═════ Exercise data
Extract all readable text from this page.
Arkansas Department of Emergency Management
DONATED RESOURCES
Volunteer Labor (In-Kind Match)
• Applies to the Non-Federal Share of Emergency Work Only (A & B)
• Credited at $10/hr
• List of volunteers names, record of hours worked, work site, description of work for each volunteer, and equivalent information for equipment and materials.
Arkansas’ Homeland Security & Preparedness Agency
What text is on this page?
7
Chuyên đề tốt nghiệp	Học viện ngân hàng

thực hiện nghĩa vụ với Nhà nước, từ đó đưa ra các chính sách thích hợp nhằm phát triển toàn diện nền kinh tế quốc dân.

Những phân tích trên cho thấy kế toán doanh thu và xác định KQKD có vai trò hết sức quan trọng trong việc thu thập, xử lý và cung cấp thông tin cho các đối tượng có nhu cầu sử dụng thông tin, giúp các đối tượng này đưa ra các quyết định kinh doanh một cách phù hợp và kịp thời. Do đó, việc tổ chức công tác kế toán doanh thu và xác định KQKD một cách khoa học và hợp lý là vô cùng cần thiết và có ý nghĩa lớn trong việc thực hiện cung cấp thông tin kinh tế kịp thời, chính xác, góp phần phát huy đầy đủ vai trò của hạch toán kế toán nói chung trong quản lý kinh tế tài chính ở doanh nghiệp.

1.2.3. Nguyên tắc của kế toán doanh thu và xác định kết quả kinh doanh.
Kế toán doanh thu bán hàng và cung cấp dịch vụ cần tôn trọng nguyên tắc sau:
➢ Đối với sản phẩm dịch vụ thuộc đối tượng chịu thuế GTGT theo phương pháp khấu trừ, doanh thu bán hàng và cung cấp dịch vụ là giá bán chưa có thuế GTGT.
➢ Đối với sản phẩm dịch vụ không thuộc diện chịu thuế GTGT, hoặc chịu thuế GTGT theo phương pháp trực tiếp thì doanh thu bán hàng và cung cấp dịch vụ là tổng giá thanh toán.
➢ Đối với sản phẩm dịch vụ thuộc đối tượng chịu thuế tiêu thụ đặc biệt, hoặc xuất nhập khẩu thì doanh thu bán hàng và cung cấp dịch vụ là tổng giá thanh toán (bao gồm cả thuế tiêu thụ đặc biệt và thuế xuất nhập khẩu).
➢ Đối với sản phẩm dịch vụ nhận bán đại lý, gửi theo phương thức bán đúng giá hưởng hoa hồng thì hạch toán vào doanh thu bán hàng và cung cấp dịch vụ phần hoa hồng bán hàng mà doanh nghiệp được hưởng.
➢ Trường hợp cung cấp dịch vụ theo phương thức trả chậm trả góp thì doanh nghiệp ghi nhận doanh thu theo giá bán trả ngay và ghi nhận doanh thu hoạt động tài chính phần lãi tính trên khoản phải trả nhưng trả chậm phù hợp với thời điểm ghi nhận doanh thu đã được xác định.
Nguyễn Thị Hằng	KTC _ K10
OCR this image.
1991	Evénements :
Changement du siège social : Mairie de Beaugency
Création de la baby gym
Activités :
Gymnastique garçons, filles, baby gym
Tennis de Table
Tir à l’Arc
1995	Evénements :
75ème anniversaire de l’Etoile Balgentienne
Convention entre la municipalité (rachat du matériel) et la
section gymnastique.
══════════
* Directions
Return exactly the lines from the line bearing "OCR this image." to the end of the records, inclusive of both; include no other lines.

* Solution below
OCR this image.
1991	Evénements :
Changement du siège social : Mairie de Beaugency
Création de la baby gym
Activités :
Gymnastique garçons, filles, baby gym
Tennis de Table
Tir à l’Arc
1995	Evénements :
75ème anniversaire de l’Etoile Balgentienne
Convention entre la municipalité (rachat du matériel) et la
section gymnastique.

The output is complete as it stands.